- _Exercise instructions_:
Would you copy out the whole listing exactly as given?

══════════

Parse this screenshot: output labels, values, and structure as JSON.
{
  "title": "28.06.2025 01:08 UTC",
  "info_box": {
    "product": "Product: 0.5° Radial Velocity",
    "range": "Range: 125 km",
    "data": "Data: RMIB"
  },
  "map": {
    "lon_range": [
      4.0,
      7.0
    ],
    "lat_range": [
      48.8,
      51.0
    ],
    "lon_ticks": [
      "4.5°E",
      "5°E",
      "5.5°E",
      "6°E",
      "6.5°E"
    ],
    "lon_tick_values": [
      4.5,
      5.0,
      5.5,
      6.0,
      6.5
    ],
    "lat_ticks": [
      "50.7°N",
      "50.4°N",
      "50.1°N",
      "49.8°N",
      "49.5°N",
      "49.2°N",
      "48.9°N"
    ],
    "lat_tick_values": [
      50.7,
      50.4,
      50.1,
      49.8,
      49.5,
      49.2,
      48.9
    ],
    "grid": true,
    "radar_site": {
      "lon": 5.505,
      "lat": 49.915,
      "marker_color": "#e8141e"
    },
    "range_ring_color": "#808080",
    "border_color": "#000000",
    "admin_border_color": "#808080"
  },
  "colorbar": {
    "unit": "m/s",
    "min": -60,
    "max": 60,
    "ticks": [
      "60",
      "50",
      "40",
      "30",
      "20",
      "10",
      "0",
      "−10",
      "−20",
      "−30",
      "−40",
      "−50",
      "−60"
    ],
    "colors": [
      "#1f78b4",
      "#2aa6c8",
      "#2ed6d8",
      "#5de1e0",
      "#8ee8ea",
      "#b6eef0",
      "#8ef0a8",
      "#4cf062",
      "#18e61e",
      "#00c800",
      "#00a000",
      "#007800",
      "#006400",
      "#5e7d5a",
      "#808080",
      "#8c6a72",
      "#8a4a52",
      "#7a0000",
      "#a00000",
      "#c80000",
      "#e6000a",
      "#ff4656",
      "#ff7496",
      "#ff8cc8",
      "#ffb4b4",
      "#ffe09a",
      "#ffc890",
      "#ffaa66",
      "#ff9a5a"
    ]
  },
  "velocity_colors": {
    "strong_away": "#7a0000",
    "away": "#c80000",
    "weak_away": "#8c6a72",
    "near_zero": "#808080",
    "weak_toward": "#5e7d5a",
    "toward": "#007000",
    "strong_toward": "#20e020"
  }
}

══════════

- _Solved problem_:
Parse this screenshot: output labels, values, and structure as JSON.
{
  "title": "28.06.2025 01:08 UTC",
  "info_box": {
    "product": "Product: 0.5° Radial Velocity",
    "range": "Range: 125 km",
    "data": "Data: RMIB"
  },
  "map": {
    "lon_range": [
      4.0,
      7.0
    ],
    "lat_range": [
      48.8,
      51.0
    ],
    "lon_ticks": [
      "4.5°E",
      "5°E",
      "5.5°E",
      "6°E",
      "6.5°E"
    ],
    "lon_tick_values": [
      4.5,
      5.0,
      5.5,
      6.0,
      6.5
    ],
    "lat_ticks": [
      "50.7°N",
      "50.4°N",
      "50.1°N",
      "49.8°N",
      "49.5°N",
      "49.2°N",
      "48.9°N"
    ],
    "lat_tick_values": [
      50.7,
      50.4,
      50.1,
      49.8,
      49.5,
      49.2,
      48.9
    ],
    "grid": true,
    "radar_site": {
      "lon": 5.505,
      "lat": 49.915,
      "marker_color": "#e8141e"
    },
    "range_ring_color": "#808080",
    "border_color": "#000000",
    "admin_border_color": "#808080"
  },
  "colorbar": {
    "unit": "m/s",
    "min": -60,
    "max": 60,
    "ticks": [
      "60",
      "50",
      "40",
      "30",
      "20",
      "10",
      "0",
      "−10",
      "−20",
      "−30",
      "−40",
      "−50",
      "−60"
    ],
    "colors": [
      "#1f78b4",
      "#2aa6c8",
      "#2ed6d8",
      "#5de1e0",
      "#8ee8ea",
      "#b6eef0",
      "#8ef0a8",
      "#4cf062",
      "#18e61e",
      "#00c800",
      "#00a000",
      "#007800",
      "#006400",
      "#5e7d5a",
      "#808080",
      "#8c6a72",
      "#8a4a52",
      "#7a0000",
      "#a00000",
      "#c80000",
      "#e6000a",
      "#ff4656",
      "#ff7496",
      "#ff8cc8",
      "#ffb4b4",
      "#ffe09a",
      "#ffc890",
      "#ffaa66",
      "#ff9a5a"
    ]
  },
  "velocity_colors": {
    "strong_away": "#7a0000",
    "away": "#c80000",
    "weak_away": "#8c6a72",
    "near_zero": "#808080",
    "weak_toward": "#5e7d5a",
    "toward": "#007000",
    "strong_toward": "#20e020"
  }
}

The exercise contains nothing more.